:: Data excerpts ::
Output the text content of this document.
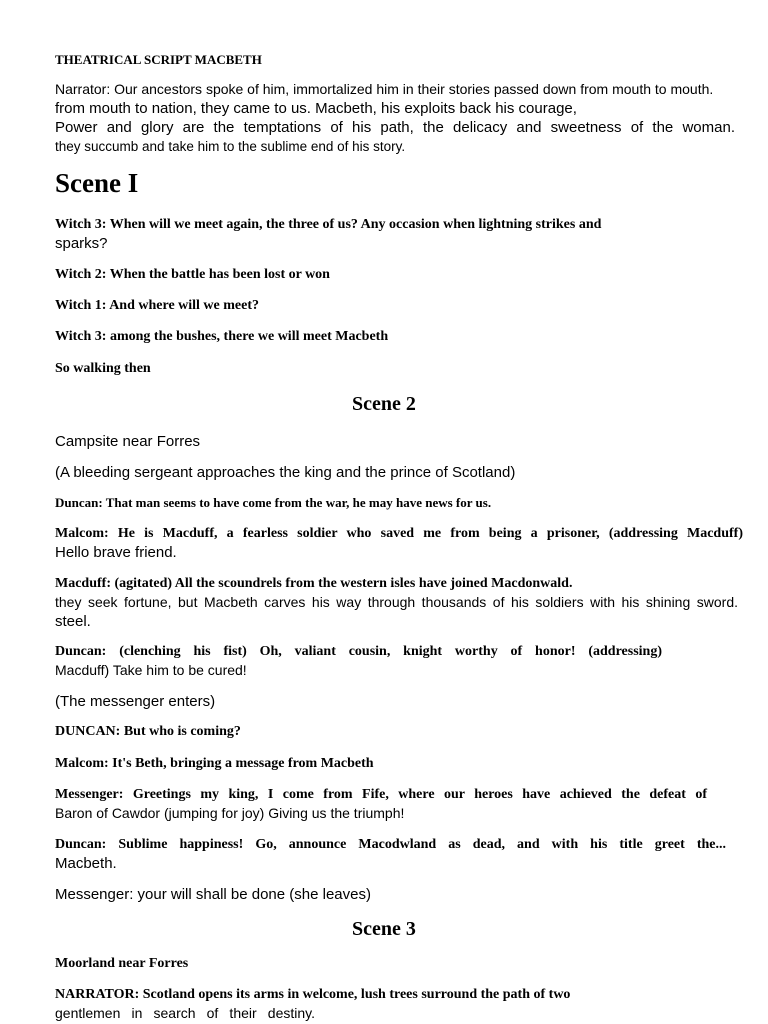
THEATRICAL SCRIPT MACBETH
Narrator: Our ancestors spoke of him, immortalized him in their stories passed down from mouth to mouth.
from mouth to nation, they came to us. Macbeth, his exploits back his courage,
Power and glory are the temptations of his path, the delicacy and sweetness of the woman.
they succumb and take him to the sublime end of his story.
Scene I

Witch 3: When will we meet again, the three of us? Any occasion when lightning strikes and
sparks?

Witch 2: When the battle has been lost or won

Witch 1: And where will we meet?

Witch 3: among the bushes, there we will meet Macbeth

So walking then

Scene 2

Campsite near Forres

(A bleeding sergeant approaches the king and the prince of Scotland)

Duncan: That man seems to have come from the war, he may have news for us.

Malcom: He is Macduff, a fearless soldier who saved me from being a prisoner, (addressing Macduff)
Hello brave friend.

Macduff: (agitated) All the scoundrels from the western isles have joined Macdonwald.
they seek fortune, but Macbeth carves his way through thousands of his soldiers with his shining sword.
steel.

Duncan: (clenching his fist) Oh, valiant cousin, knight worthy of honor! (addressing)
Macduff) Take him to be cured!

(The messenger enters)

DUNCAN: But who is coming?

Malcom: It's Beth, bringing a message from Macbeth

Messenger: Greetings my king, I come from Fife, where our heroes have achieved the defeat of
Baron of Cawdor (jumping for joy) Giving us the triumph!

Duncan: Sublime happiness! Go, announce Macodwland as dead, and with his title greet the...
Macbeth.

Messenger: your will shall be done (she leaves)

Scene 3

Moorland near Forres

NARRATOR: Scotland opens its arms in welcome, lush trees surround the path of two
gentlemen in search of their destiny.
:::
:: Data excerpts ::
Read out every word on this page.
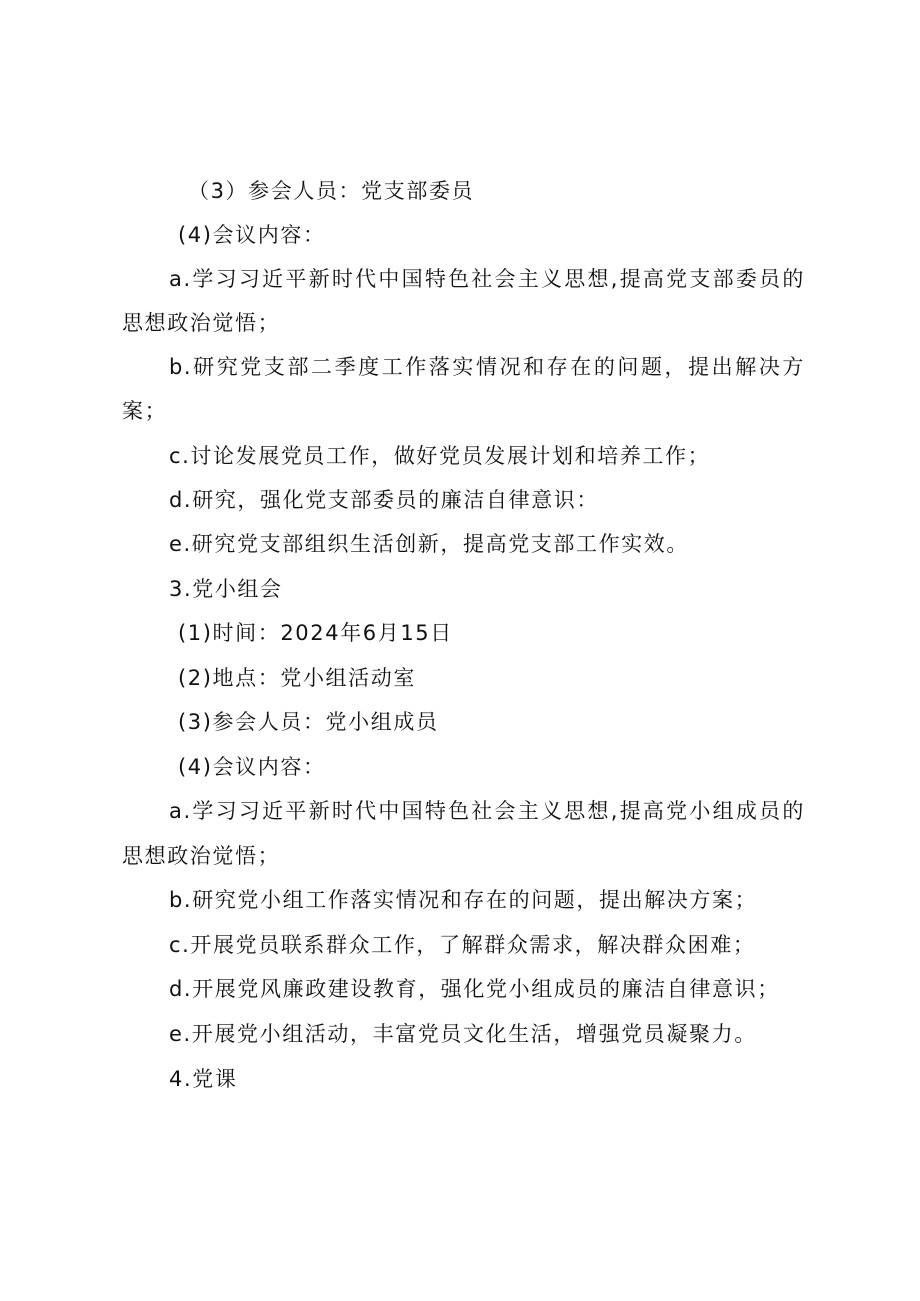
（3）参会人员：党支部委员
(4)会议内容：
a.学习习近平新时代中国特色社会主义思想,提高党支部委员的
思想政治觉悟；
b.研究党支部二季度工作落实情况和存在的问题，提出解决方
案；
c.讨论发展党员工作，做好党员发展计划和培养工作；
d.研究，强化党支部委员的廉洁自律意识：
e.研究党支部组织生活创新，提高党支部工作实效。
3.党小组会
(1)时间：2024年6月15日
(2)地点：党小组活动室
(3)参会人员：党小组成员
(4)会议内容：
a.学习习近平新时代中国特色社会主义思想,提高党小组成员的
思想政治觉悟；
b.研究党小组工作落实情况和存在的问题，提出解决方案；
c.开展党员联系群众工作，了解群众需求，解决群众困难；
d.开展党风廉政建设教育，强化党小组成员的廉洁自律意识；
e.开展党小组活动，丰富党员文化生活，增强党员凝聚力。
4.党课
:::
■ **Directions for this task**:
Check each line above for the string "addressing", then copy the ones that have it.

■ **Exercise solution**:
Malcom: He is Macduff, a fearless soldier who saved me from being a prisoner, (addressing Macduff)
Duncan: (clenching his fist) Oh, valiant cousin, knight worthy of honor! (addressing)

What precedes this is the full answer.